Part of a data file

▬▬▬▬▬▬▬▬▬▬

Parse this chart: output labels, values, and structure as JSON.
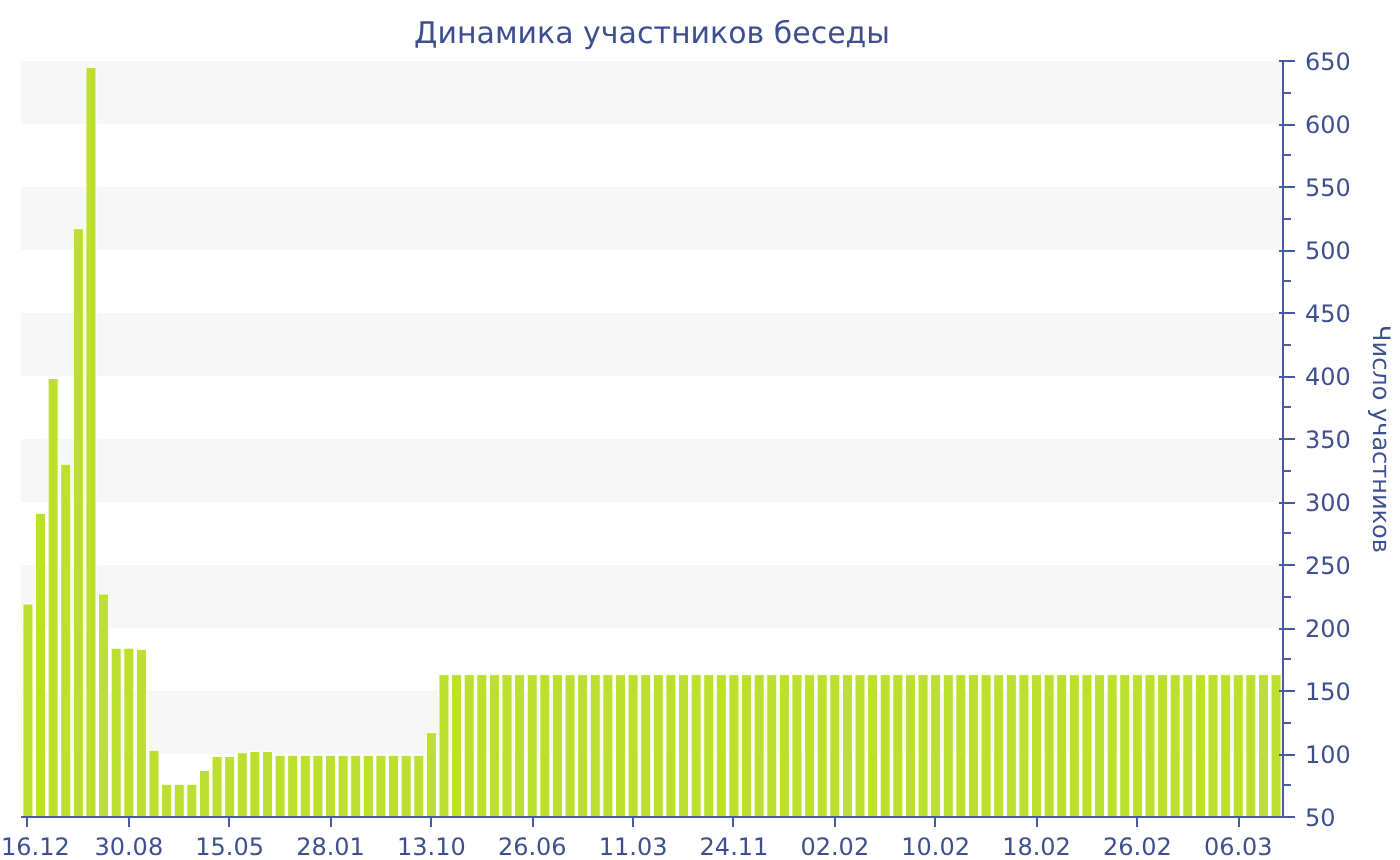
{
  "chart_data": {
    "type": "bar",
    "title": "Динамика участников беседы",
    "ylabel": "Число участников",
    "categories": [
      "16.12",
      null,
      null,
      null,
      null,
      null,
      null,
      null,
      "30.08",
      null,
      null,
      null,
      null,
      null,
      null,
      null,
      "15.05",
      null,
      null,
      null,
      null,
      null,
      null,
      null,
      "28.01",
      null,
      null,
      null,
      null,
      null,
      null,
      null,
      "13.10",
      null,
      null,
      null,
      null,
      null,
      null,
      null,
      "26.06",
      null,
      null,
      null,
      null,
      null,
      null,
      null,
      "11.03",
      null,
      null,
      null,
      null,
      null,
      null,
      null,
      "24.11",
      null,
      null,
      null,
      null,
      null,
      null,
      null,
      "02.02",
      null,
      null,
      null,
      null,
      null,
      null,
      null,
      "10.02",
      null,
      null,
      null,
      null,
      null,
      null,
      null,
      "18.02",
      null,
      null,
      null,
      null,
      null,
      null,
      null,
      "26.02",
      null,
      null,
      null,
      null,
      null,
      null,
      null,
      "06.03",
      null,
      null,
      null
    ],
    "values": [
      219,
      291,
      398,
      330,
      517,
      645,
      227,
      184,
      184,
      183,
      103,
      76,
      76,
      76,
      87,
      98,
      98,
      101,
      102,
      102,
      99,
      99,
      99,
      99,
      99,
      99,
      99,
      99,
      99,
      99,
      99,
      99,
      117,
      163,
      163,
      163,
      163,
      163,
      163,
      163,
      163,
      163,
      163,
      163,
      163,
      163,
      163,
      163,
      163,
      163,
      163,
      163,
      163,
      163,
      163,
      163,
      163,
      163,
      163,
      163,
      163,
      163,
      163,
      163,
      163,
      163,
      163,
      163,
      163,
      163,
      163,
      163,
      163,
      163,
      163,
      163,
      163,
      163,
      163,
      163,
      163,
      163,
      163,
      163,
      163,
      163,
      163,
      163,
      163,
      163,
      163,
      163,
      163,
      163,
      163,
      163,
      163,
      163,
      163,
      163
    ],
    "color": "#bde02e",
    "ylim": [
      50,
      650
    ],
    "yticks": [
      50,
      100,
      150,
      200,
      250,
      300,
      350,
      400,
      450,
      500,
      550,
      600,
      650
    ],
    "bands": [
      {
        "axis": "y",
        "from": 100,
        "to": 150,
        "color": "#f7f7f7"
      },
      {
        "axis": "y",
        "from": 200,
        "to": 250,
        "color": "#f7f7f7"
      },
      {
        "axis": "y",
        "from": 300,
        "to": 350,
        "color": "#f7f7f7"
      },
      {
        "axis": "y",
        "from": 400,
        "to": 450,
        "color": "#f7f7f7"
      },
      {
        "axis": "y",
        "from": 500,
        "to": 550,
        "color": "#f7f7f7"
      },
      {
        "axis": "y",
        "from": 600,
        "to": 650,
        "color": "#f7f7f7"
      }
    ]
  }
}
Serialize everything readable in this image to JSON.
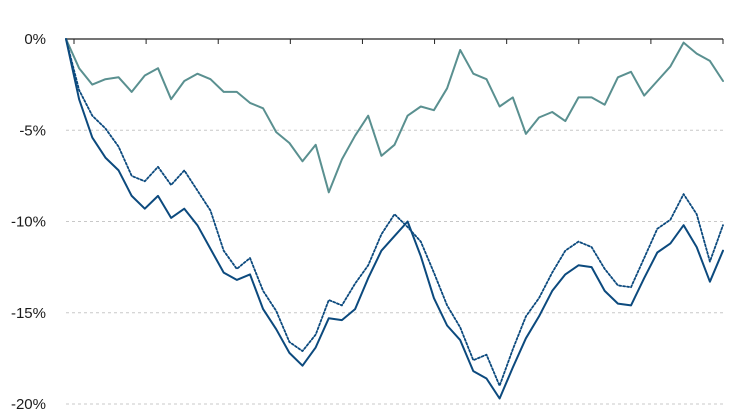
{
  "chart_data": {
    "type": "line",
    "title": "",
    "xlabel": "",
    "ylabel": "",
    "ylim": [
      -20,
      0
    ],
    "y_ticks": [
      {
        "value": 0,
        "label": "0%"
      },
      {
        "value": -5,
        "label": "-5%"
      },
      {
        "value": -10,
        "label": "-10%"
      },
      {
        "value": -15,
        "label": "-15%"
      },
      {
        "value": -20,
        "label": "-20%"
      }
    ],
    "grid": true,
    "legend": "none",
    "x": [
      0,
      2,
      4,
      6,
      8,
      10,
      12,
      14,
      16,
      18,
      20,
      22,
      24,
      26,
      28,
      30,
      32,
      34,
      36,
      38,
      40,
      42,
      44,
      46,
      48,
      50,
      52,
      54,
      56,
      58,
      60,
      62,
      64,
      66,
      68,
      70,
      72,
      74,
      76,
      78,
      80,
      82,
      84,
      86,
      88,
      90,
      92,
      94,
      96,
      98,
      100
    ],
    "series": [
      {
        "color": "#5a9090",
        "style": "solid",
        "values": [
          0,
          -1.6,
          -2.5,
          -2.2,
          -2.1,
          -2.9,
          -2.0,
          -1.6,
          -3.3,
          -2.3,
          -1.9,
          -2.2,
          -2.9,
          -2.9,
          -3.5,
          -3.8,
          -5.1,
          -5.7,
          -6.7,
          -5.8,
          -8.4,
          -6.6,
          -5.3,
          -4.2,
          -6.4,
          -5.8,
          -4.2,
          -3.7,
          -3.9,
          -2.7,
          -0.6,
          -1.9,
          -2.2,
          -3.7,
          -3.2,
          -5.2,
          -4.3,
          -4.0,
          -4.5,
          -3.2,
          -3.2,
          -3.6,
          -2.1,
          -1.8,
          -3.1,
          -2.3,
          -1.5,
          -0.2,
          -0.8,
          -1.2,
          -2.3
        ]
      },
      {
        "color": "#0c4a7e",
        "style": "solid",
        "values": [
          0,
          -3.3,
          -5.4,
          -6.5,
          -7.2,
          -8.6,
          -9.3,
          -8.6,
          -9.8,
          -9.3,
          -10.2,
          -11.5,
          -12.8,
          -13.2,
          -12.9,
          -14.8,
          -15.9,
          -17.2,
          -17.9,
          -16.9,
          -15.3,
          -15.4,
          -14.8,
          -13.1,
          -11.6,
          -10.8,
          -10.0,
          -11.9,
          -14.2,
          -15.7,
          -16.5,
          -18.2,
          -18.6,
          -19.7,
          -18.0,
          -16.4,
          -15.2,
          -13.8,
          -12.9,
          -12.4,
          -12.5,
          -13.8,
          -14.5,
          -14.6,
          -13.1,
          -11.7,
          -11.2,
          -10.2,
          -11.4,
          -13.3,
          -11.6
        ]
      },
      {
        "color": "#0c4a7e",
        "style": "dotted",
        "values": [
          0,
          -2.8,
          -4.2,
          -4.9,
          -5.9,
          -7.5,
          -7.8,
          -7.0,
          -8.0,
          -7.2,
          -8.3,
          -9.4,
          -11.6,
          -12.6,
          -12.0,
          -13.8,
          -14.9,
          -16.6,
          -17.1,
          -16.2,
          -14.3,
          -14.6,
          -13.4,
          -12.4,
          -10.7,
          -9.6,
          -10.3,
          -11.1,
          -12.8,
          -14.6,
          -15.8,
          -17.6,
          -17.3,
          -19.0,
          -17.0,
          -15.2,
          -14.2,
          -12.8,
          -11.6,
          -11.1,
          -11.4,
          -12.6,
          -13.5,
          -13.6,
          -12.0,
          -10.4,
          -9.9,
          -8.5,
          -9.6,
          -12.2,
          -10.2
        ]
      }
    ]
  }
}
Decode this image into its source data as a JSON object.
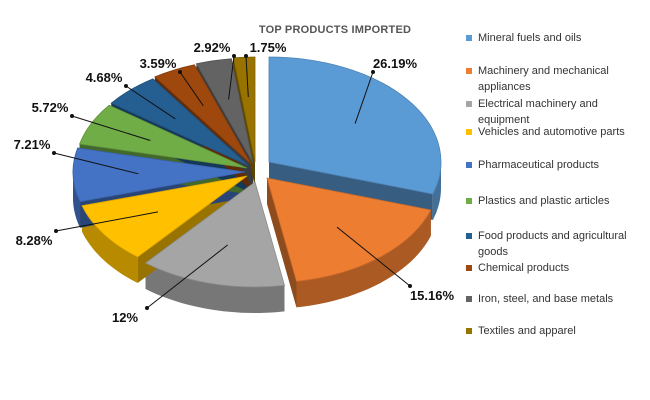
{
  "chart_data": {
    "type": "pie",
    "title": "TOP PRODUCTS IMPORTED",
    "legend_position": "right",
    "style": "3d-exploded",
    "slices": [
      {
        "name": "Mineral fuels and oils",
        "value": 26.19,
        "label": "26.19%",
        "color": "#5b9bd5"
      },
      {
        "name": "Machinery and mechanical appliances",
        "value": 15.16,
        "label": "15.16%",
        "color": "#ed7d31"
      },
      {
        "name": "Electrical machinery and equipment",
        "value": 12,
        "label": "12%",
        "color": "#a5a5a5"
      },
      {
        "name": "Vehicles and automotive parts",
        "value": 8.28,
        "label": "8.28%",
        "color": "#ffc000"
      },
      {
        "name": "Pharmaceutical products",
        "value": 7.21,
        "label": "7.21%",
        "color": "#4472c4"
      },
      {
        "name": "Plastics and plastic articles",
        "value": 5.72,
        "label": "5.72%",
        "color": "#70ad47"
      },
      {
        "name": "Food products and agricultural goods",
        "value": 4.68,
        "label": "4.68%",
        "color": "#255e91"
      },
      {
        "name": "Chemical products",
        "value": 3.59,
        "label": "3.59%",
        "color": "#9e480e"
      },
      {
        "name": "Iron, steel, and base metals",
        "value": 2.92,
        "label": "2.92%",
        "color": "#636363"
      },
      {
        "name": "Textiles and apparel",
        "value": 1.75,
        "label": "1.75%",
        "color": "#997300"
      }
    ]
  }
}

▬▬▬▬▬▬▬▬▬▬

▸ **Written instruction**:
Report only the number of lines that hold the string "style" in this listing.

▸ **Answer to the task**:
4